Tally the lines that hold the word "bottom" and reply with that figure only.

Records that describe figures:

►

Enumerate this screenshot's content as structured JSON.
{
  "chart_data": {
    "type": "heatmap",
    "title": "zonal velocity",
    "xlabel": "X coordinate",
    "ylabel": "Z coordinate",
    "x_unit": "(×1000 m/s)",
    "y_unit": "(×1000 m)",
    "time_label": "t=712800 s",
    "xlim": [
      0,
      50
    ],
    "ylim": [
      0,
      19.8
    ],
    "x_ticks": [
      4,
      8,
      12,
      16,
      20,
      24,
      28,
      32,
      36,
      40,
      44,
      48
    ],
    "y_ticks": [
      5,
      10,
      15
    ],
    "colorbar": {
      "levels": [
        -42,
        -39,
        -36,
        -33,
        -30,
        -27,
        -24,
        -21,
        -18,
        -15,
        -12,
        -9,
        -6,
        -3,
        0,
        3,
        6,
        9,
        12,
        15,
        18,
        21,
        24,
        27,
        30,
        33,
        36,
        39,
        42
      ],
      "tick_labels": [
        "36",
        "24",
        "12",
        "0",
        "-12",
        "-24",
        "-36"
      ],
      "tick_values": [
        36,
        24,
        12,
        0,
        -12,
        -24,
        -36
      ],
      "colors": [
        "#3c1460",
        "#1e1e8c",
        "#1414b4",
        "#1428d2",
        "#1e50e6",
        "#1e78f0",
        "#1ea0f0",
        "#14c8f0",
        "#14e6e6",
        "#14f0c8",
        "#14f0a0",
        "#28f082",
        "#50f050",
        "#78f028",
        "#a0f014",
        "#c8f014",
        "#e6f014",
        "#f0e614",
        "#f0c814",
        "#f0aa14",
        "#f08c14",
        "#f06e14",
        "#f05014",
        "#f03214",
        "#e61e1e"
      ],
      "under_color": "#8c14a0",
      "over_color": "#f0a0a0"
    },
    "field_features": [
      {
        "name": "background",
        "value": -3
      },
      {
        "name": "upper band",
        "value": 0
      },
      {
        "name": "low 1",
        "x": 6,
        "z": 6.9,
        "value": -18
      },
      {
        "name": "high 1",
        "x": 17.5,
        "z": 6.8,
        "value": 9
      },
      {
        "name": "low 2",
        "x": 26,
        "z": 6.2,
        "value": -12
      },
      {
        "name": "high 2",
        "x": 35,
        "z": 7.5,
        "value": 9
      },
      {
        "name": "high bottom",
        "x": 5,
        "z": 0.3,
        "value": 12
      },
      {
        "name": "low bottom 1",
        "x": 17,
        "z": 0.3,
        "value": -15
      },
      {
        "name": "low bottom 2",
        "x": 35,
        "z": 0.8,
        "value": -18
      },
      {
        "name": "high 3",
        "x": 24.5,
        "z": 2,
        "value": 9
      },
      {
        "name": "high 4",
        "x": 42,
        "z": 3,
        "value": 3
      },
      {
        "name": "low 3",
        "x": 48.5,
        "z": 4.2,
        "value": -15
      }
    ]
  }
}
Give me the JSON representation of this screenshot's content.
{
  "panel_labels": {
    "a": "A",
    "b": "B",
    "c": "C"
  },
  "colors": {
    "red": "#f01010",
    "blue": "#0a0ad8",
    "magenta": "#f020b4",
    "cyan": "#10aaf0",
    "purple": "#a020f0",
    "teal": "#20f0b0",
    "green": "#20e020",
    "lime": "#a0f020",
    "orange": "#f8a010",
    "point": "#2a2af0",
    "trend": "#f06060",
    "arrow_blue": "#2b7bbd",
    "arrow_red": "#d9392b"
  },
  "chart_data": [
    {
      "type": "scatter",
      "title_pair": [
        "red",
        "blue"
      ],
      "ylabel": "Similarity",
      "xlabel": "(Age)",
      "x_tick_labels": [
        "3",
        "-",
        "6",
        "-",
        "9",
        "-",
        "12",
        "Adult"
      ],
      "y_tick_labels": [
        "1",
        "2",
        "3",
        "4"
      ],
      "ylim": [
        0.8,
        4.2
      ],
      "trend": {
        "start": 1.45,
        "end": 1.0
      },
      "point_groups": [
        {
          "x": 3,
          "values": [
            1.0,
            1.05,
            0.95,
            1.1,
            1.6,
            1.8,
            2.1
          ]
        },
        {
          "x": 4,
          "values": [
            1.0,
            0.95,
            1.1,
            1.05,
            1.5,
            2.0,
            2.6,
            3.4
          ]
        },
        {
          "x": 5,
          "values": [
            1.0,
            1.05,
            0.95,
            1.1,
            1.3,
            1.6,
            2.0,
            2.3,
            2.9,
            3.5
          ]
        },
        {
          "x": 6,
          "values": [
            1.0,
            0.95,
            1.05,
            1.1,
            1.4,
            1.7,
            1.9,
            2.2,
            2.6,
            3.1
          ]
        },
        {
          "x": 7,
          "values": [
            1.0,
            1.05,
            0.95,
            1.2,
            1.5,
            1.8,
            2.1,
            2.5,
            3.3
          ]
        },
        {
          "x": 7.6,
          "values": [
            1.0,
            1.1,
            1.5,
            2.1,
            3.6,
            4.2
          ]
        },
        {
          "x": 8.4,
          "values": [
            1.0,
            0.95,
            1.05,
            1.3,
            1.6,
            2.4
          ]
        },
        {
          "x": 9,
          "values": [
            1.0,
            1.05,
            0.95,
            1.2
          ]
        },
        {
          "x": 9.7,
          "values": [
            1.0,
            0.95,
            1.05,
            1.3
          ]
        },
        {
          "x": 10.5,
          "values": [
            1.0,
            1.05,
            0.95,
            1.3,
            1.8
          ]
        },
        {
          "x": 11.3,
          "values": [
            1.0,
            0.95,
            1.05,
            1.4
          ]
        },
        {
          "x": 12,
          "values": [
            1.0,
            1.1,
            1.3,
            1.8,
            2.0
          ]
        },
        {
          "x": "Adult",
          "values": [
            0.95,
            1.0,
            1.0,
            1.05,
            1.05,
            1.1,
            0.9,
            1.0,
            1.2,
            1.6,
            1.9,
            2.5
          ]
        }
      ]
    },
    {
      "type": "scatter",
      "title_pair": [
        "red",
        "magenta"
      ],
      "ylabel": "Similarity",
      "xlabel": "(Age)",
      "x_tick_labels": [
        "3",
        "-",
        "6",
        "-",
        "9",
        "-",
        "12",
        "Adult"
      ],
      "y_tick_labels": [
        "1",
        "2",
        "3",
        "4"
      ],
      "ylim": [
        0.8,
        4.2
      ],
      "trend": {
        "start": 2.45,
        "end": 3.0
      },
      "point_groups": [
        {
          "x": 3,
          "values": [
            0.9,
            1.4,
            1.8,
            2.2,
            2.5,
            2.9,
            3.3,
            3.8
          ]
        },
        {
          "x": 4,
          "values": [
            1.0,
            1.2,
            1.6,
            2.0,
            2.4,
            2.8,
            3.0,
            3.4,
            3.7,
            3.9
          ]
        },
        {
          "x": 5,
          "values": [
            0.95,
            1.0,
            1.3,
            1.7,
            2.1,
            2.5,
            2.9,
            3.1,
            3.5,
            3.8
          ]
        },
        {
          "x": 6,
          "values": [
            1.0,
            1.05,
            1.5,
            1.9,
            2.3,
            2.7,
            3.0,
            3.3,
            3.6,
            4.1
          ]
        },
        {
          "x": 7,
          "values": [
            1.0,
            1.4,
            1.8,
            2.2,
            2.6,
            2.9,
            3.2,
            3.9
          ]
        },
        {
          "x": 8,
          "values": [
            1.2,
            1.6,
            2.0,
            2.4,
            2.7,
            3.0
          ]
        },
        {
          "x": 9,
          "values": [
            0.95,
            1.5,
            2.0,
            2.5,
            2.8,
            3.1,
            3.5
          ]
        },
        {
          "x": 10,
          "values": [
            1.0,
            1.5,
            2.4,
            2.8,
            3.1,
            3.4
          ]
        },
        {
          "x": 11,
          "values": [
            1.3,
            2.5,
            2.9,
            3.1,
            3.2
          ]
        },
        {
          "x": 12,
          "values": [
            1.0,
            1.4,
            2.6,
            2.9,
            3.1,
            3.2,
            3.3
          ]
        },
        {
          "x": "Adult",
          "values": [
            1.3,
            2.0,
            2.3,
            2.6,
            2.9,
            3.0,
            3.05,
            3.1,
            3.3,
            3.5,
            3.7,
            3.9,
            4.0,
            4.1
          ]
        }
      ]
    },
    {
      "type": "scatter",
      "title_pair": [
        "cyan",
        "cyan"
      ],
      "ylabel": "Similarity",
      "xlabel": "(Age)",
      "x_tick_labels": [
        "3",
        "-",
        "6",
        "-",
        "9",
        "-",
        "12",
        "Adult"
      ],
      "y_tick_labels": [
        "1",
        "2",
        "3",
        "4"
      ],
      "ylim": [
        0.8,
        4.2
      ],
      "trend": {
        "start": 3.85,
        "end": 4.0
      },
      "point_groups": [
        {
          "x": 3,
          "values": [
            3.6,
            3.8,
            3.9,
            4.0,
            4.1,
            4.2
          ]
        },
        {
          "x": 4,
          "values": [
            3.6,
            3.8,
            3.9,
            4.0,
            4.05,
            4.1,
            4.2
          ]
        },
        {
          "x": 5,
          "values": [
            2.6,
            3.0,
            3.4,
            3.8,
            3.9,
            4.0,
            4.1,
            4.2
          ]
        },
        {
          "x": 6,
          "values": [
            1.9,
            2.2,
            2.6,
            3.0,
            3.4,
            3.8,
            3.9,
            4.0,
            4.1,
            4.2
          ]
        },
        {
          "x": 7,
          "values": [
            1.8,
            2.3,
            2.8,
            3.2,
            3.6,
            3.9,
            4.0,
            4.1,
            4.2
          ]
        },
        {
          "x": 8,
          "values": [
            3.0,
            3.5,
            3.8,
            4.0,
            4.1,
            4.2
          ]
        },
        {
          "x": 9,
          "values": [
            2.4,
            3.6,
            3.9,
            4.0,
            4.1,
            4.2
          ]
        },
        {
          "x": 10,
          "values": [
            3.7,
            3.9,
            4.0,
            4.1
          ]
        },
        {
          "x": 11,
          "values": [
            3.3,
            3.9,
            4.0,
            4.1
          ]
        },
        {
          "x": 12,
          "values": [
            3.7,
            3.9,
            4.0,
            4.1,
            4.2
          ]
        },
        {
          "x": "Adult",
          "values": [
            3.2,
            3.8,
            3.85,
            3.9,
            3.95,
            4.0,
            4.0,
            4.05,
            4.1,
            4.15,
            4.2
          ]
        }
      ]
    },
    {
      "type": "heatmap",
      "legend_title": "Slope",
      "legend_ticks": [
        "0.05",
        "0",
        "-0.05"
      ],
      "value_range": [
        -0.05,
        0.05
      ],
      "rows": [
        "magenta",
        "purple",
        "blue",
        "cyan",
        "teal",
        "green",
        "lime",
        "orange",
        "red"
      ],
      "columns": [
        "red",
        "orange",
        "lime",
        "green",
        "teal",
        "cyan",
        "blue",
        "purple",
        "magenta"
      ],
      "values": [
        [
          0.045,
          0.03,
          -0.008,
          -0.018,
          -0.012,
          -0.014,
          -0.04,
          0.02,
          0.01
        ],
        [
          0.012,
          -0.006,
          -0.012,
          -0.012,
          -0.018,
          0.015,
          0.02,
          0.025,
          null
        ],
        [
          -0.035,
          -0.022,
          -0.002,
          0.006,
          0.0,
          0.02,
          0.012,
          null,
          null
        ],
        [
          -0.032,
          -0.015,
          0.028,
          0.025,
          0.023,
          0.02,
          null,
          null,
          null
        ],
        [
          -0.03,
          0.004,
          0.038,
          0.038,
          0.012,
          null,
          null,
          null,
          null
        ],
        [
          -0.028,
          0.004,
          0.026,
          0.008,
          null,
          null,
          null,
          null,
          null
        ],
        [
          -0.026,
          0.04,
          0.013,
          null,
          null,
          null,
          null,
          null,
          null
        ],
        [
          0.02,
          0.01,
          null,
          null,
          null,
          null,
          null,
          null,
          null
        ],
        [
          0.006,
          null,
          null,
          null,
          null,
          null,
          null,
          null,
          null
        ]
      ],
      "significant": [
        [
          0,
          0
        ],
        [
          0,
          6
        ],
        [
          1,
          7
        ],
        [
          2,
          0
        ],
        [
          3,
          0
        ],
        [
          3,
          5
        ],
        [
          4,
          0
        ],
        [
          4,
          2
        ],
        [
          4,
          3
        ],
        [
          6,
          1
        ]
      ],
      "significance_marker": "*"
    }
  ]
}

◄

*The reply*
3